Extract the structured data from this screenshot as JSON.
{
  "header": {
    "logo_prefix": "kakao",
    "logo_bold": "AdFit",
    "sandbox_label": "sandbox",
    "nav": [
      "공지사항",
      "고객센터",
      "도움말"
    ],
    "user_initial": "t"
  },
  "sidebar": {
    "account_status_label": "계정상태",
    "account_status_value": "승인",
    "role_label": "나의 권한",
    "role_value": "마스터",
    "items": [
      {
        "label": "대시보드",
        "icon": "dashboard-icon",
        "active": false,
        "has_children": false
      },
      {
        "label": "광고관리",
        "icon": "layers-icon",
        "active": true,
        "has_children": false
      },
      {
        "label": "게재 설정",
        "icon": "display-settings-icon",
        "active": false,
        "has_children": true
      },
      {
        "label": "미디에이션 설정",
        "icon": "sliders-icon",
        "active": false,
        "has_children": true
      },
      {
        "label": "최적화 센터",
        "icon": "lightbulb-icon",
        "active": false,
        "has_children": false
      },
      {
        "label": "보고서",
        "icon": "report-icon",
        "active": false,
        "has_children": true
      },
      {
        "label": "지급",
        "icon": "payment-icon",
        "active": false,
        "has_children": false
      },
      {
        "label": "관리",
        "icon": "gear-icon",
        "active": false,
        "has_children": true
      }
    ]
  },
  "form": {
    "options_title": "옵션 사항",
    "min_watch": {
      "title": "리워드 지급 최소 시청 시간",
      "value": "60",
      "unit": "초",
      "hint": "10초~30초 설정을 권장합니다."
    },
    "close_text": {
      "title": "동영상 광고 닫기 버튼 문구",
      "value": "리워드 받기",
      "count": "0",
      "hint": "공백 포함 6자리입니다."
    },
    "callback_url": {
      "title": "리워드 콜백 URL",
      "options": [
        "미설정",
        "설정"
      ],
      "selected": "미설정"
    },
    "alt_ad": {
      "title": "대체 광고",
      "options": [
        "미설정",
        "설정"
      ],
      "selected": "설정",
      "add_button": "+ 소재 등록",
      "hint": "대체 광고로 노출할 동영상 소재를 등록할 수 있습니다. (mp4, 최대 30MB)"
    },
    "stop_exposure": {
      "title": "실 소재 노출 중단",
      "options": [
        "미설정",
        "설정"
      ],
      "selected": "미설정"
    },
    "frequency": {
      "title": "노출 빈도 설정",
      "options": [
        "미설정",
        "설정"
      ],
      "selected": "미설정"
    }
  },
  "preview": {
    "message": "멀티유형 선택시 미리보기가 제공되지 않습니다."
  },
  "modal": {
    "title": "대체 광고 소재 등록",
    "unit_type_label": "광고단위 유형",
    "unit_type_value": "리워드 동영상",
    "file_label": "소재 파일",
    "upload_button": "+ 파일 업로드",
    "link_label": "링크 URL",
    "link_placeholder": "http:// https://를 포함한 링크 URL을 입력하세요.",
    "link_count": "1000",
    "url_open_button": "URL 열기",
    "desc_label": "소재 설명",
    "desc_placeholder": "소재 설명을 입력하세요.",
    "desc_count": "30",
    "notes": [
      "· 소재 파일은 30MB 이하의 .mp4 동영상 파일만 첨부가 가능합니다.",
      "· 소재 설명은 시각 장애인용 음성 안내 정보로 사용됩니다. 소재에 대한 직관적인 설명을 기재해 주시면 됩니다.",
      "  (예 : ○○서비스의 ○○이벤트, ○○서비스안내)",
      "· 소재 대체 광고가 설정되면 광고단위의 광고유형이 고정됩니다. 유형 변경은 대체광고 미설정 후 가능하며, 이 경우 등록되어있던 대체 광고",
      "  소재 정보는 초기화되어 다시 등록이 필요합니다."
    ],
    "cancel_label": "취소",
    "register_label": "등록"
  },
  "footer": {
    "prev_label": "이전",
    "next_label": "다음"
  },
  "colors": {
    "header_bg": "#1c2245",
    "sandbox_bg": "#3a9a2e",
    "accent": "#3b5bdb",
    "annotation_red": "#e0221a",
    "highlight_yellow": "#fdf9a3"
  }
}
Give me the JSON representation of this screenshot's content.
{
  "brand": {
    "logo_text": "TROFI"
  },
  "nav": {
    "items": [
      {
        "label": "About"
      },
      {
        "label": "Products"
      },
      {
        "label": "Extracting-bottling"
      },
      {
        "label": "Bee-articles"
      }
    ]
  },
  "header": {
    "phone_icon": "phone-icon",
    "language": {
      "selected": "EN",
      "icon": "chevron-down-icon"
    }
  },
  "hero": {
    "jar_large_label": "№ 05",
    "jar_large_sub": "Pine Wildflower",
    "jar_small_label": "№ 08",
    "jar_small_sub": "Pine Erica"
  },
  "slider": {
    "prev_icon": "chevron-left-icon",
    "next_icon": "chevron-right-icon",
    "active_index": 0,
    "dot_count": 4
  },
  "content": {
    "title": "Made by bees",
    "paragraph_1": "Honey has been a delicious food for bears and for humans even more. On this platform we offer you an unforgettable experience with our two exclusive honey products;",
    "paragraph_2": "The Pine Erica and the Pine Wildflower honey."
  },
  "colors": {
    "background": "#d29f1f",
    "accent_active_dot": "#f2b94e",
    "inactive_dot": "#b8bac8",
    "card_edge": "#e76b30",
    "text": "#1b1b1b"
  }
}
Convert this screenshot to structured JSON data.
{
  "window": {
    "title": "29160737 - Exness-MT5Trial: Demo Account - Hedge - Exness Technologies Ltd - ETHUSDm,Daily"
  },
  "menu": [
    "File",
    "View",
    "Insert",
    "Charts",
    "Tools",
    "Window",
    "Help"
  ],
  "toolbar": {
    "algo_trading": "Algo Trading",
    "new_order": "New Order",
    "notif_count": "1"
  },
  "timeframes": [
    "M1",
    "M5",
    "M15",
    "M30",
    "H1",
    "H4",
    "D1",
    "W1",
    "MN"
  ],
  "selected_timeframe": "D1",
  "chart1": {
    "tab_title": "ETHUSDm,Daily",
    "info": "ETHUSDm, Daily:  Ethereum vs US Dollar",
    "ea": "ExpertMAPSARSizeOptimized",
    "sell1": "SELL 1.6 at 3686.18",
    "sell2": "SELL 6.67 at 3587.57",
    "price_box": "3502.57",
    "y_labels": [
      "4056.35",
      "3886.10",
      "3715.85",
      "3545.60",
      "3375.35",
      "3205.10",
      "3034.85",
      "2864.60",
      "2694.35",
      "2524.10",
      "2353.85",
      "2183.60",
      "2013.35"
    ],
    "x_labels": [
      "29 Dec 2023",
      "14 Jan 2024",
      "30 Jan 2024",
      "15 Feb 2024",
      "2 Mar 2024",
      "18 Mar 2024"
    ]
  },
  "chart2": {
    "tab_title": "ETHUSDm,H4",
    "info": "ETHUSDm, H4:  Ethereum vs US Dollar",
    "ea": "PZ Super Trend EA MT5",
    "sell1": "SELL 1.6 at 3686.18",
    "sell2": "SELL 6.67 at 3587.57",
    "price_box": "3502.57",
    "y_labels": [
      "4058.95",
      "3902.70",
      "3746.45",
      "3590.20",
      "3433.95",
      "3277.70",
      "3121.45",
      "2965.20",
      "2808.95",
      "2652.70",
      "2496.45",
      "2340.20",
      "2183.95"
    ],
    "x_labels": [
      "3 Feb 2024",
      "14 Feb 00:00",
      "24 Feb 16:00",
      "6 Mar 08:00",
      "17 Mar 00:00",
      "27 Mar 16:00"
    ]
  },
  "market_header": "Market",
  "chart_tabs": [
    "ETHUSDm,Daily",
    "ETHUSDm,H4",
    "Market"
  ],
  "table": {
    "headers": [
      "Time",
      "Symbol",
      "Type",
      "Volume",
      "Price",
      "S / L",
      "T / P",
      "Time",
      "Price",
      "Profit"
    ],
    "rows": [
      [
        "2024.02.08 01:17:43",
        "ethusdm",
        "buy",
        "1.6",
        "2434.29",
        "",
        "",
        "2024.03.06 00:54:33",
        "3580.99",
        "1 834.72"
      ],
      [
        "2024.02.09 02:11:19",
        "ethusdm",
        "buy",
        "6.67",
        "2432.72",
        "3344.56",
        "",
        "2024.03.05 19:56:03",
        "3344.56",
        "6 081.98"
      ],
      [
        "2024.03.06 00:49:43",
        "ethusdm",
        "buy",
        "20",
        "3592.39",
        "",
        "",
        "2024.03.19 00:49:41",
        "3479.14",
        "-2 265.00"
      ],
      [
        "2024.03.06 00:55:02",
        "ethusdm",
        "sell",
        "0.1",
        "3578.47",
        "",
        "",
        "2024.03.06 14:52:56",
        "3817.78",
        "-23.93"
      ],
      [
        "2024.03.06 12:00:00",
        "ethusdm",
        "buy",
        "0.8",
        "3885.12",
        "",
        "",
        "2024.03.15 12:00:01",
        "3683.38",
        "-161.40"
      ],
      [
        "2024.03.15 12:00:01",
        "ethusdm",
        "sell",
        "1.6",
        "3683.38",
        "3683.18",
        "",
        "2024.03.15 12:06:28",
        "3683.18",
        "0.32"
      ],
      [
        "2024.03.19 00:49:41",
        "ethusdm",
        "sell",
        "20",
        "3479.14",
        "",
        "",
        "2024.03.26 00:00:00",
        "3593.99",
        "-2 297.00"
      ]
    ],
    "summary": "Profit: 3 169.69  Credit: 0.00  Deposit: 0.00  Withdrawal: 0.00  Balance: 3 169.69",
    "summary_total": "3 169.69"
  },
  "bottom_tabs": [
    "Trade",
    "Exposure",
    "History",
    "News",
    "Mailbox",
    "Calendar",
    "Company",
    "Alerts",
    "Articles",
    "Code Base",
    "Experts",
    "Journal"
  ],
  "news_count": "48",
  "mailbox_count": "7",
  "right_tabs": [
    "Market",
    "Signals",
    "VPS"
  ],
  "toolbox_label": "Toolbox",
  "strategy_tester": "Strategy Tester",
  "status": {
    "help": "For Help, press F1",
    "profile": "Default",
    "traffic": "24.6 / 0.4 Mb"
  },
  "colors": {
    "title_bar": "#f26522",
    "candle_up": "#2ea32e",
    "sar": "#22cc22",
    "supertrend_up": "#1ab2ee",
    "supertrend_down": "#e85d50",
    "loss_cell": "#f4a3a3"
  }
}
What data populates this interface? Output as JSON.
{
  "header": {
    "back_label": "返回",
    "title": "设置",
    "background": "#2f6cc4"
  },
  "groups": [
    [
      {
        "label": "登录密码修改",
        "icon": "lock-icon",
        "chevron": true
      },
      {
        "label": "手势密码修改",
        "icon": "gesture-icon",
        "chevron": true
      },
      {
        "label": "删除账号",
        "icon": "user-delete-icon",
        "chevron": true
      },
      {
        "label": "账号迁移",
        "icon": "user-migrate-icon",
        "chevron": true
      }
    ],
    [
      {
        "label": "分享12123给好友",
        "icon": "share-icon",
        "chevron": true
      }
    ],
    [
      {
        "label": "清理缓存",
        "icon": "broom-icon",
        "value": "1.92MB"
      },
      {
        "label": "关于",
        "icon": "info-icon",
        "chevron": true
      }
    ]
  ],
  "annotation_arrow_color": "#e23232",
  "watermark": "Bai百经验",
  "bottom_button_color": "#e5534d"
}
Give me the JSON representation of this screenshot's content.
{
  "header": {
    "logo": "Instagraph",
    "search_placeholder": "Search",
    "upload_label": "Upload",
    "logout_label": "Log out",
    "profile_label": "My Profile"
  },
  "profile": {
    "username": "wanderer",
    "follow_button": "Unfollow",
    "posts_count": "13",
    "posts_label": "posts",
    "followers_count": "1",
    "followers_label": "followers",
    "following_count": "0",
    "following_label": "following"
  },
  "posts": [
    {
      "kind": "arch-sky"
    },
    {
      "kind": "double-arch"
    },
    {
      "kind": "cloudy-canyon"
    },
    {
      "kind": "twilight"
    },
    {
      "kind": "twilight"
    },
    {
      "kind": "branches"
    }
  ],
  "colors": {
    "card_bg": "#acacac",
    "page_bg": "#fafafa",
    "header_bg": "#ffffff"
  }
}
+ + +
» **The request**: From the entries above, list each line with "Profit" in it.

» **The solution**:
      "Profit"
    "summary": "Profit: 3 169.69  Credit: 0.00  Deposit: 0.00  Withdrawal: 0.00  Balance: 3 169.69",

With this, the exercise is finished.